Extracted data:
::::::::
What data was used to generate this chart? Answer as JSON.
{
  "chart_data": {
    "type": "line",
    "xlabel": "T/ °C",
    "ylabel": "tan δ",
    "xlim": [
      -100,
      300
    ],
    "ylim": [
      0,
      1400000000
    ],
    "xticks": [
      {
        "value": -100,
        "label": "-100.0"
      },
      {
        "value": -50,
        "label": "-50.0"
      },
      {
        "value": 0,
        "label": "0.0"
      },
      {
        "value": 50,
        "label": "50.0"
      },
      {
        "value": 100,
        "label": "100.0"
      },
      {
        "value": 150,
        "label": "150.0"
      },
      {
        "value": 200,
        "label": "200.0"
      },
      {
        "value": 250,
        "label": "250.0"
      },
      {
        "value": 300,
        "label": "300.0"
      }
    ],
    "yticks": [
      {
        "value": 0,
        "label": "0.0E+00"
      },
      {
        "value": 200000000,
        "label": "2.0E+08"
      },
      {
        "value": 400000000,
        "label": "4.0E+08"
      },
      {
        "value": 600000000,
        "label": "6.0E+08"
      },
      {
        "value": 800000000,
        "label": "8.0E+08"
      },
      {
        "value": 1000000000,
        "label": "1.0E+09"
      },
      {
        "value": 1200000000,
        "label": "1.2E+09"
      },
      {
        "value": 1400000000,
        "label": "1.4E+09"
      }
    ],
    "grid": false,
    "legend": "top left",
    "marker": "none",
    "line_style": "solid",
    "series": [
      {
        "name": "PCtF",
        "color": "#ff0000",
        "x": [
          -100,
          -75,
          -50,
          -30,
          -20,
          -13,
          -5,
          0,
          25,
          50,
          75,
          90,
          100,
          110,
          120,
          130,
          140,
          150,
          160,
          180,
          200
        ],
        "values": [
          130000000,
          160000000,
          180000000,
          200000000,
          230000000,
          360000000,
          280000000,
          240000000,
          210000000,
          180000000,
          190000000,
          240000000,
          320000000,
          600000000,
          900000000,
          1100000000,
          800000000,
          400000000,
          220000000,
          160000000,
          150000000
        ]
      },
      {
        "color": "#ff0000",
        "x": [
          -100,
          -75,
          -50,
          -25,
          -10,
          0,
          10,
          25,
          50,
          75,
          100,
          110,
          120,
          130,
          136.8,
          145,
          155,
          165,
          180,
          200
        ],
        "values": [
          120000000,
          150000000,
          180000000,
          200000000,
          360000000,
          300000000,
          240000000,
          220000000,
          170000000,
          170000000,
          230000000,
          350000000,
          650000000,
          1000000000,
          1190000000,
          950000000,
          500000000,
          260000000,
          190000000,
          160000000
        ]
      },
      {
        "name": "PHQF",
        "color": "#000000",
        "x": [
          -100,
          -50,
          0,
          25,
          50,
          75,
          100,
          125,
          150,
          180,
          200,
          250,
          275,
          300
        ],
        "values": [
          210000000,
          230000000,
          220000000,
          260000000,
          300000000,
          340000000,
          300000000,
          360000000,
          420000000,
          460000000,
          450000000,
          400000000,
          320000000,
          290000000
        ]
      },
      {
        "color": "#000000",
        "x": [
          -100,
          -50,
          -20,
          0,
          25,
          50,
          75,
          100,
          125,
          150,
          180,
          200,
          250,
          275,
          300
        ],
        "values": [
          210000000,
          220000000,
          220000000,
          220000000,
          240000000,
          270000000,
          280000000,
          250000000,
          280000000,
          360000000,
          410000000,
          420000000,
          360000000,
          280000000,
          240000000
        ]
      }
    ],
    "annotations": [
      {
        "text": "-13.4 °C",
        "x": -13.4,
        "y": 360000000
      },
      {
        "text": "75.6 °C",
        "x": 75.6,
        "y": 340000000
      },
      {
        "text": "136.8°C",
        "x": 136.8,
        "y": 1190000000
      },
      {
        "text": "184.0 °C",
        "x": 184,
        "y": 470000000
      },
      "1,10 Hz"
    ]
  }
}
::::::::
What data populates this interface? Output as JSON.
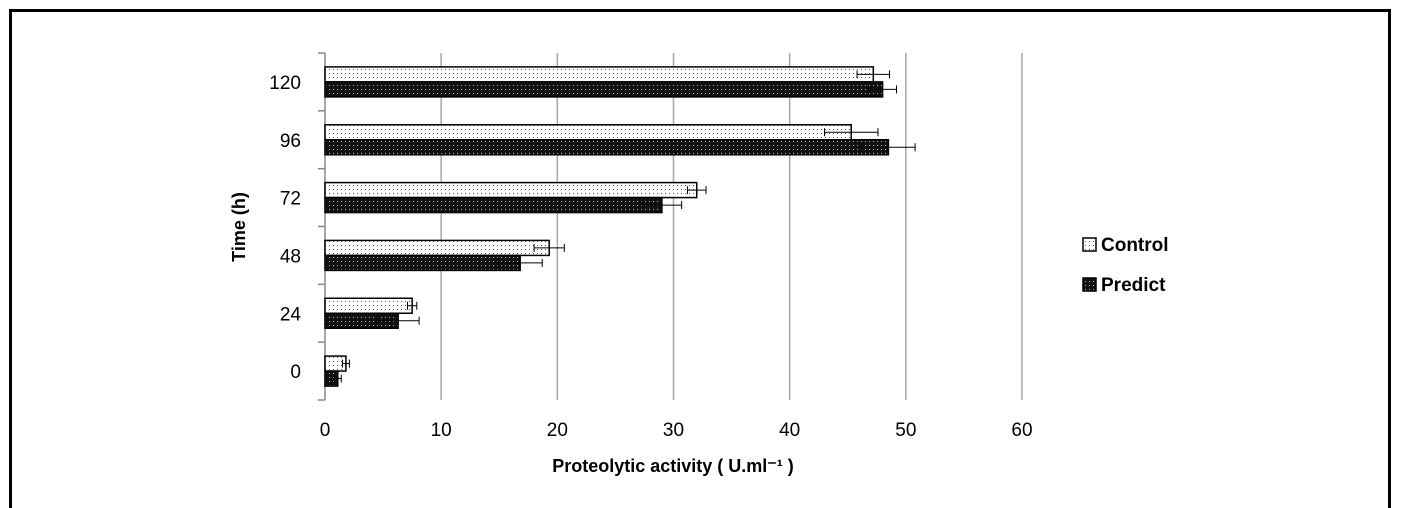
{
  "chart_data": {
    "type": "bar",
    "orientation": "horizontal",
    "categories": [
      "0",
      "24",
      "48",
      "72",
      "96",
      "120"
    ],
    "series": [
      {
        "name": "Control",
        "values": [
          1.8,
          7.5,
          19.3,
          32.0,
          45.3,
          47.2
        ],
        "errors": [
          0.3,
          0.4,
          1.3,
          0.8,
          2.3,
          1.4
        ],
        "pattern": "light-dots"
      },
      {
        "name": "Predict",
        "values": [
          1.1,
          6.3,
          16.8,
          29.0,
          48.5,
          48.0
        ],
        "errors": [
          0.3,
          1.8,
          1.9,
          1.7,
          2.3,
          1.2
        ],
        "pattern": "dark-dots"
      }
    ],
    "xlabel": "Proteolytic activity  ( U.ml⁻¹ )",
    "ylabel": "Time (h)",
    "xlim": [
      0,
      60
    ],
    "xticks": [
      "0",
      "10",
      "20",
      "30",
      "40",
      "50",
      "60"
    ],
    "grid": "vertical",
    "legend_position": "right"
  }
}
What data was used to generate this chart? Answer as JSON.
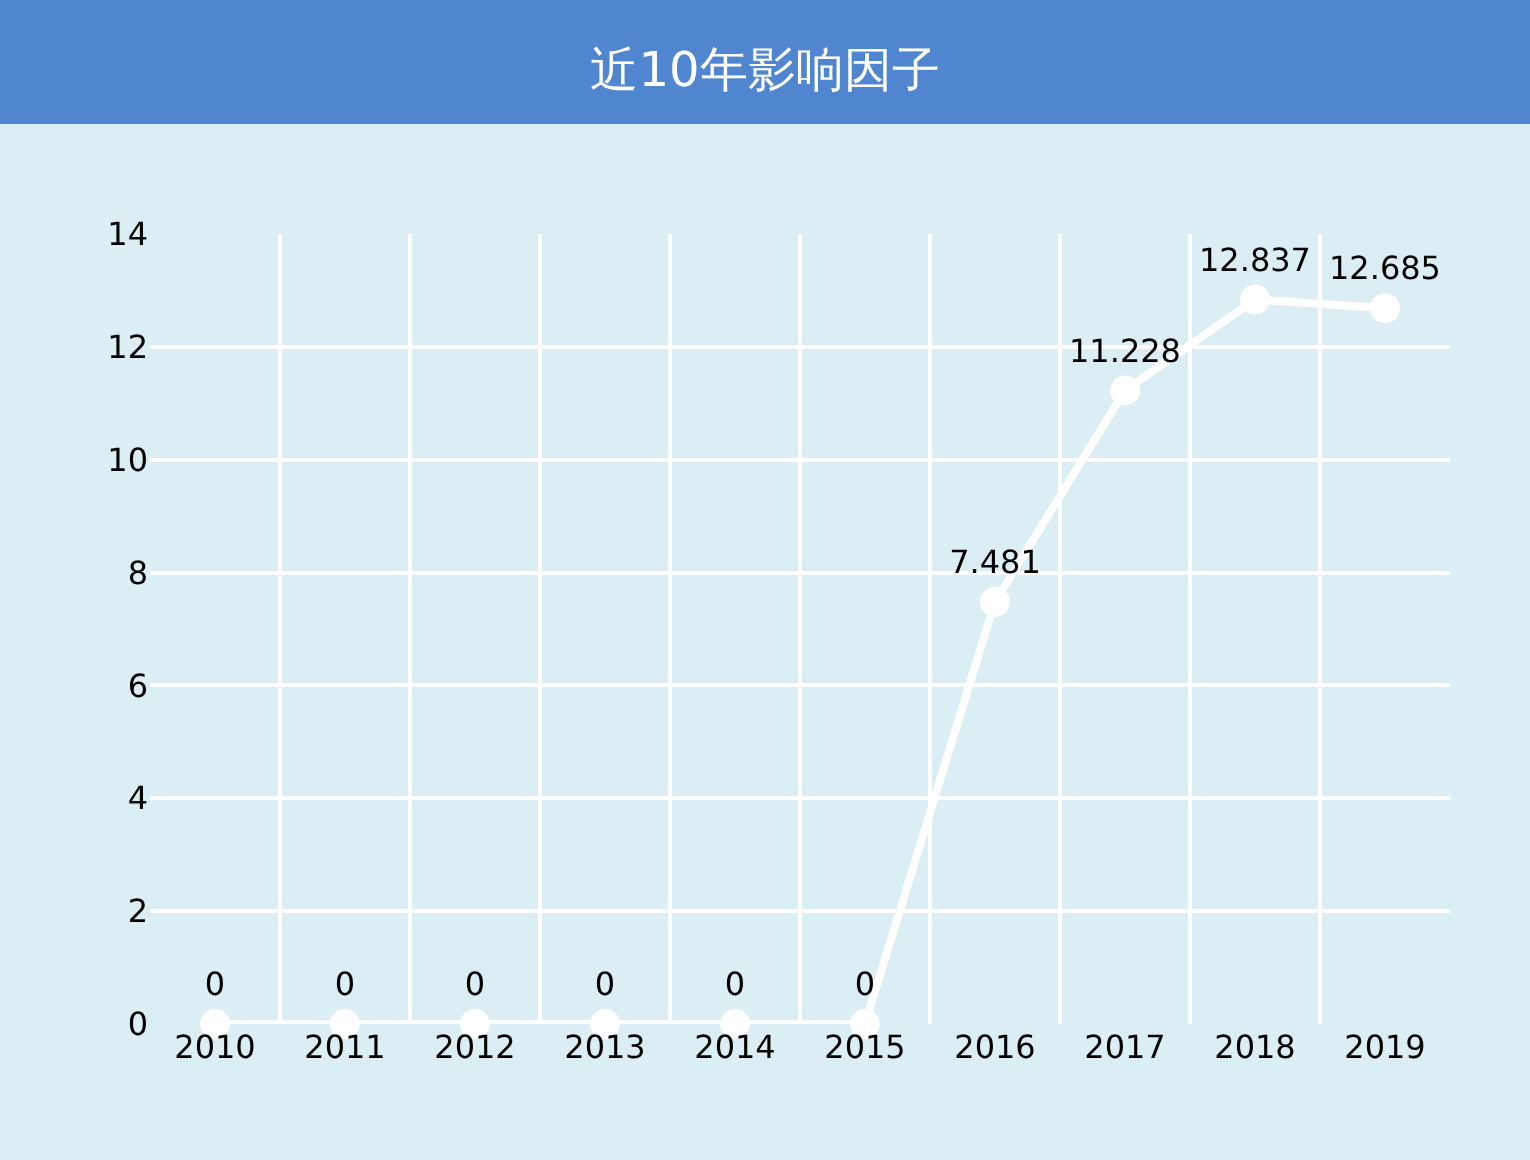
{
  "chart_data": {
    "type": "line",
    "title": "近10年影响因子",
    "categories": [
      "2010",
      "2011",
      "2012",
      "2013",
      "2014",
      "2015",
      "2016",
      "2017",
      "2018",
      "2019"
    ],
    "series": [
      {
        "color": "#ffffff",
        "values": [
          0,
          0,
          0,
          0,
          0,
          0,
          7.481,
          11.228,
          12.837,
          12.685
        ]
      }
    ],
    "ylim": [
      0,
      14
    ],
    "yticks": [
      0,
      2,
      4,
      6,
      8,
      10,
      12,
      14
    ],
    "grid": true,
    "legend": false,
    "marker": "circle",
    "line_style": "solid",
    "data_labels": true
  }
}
::::::::
Written problem: Return all the lines that contain the string "pattern".

Answer to the exercise:
        "pattern": "light-dots"
        "pattern": "dark-dots"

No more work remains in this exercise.